Records from a data collection:
-- Begin --
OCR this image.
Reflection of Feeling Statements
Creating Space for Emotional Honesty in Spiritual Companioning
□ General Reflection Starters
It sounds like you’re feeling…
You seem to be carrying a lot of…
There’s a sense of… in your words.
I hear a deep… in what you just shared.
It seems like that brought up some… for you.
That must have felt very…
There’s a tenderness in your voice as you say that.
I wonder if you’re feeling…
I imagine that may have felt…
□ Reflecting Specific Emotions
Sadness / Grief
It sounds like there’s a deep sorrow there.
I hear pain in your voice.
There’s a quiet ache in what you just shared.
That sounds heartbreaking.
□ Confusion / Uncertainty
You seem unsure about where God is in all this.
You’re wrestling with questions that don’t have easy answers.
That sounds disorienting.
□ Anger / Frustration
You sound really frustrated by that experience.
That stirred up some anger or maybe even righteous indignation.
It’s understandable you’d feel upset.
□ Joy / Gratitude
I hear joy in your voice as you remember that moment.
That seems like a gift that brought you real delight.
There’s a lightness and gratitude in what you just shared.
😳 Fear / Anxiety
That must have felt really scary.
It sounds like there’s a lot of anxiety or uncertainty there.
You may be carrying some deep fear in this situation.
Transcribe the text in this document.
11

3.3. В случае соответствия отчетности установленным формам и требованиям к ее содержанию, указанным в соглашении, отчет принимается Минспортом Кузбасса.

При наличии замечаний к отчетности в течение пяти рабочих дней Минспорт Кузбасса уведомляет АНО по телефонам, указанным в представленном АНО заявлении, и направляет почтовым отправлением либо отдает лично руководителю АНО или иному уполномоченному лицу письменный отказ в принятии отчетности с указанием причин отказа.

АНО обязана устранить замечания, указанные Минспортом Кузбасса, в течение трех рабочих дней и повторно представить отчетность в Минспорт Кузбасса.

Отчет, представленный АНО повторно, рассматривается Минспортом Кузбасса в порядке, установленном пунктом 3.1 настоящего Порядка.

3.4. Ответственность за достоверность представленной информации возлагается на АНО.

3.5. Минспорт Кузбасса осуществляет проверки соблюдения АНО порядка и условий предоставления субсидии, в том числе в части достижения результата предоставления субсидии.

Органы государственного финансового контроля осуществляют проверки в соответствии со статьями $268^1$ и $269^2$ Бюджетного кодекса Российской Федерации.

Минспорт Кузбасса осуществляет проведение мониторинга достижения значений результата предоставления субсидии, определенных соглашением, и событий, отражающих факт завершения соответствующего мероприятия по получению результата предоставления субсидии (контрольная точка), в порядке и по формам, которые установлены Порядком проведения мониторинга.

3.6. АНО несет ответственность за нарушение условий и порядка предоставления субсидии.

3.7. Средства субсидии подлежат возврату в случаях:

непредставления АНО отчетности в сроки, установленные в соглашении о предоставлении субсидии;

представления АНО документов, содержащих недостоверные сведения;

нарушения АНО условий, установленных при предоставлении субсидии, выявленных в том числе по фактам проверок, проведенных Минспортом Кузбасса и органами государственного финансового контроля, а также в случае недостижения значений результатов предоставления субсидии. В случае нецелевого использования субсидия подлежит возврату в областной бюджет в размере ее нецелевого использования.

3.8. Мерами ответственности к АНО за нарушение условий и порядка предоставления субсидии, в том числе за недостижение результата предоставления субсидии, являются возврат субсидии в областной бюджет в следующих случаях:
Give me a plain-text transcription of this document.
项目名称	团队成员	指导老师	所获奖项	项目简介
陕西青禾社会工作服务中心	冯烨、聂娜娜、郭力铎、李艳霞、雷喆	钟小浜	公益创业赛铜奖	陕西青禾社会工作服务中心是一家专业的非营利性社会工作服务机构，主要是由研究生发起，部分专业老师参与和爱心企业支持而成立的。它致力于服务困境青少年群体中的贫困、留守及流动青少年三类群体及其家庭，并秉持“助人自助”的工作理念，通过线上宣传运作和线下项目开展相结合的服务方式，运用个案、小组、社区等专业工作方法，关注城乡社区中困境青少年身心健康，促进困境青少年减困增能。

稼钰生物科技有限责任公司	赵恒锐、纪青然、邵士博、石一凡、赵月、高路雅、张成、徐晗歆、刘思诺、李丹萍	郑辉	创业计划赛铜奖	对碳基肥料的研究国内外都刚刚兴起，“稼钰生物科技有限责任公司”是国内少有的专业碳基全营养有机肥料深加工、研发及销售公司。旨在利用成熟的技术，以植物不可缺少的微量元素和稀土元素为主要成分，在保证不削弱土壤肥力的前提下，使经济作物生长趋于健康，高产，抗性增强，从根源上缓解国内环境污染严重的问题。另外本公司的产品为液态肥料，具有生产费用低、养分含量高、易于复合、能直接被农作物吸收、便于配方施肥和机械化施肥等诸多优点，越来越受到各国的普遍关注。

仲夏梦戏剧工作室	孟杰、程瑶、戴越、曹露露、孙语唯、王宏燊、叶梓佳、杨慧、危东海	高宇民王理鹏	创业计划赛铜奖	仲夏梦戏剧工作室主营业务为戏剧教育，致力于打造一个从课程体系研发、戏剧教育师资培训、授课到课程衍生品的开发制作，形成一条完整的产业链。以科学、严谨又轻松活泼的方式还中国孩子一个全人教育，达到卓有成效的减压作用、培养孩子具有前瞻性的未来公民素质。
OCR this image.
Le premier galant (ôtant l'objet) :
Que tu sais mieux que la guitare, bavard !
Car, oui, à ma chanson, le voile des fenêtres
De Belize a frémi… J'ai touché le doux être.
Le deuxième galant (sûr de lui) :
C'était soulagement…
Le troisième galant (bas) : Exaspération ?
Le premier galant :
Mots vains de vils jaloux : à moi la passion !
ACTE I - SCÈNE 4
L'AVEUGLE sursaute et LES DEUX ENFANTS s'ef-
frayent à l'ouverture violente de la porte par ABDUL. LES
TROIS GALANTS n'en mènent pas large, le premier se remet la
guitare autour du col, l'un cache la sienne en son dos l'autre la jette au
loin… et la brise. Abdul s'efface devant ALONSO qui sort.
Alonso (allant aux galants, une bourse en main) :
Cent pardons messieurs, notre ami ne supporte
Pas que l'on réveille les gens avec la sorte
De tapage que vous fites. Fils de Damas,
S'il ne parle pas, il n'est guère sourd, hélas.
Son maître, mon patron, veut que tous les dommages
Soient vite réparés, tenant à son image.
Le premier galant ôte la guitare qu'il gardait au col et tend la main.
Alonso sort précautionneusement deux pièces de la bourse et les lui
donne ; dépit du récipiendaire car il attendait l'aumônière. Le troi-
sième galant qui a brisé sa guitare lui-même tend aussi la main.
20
-- End --
What the task requires — Copy each line from the data above that includes "bourse".

Response —
Alonso (allant aux galants, une bourse en main) :
Alonso sort précautionneusement deux pièces de la bourse et les lui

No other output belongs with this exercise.